--- BEGIN Material ---

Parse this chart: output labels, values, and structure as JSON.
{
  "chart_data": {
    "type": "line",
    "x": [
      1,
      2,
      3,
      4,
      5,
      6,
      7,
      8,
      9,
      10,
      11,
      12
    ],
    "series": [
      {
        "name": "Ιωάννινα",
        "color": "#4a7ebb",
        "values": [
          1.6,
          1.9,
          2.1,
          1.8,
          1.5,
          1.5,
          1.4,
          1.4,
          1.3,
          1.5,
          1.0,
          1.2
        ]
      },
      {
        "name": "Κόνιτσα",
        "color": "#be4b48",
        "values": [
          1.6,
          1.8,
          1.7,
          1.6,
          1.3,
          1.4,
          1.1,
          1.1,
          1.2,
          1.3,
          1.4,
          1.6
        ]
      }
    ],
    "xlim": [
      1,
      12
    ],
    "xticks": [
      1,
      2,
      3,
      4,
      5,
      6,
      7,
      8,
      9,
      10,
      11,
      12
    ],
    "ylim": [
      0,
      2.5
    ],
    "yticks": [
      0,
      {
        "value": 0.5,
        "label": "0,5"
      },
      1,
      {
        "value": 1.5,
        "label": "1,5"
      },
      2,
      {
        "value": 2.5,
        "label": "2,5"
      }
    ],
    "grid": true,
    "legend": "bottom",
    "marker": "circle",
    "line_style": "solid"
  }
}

--- END Material ---

* **Brief**:
Print every line of the records exactly. Omit nothing.

* **Worked solution**:
Parse this chart: output labels, values, and structure as JSON.
{
  "chart_data": {
    "type": "line",
    "x": [
      1,
      2,
      3,
      4,
      5,
      6,
      7,
      8,
      9,
      10,
      11,
      12
    ],
    "series": [
      {
        "name": "Ιωάννινα",
        "color": "#4a7ebb",
        "values": [
          1.6,
          1.9,
          2.1,
          1.8,
          1.5,
          1.5,
          1.4,
          1.4,
          1.3,
          1.5,
          1.0,
          1.2
        ]
      },
      {
        "name": "Κόνιτσα",
        "color": "#be4b48",
        "values": [
          1.6,
          1.8,
          1.7,
          1.6,
          1.3,
          1.4,
          1.1,
          1.1,
          1.2,
          1.3,
          1.4,
          1.6
        ]
      }
    ],
    "xlim": [
      1,
      12
    ],
    "xticks": [
      1,
      2,
      3,
      4,
      5,
      6,
      7,
      8,
      9,
      10,
      11,
      12
    ],
    "ylim": [
      0,
      2.5
    ],
    "yticks": [
      0,
      {
        "value": 0.5,
        "label": "0,5"
      },
      1,
      {
        "value": 1.5,
        "label": "1,5"
      },
      2,
      {
        "value": 2.5,
        "label": "2,5"
      }
    ],
    "grid": true,
    "legend": "bottom",
    "marker": "circle",
    "line_style": "solid"
  }
}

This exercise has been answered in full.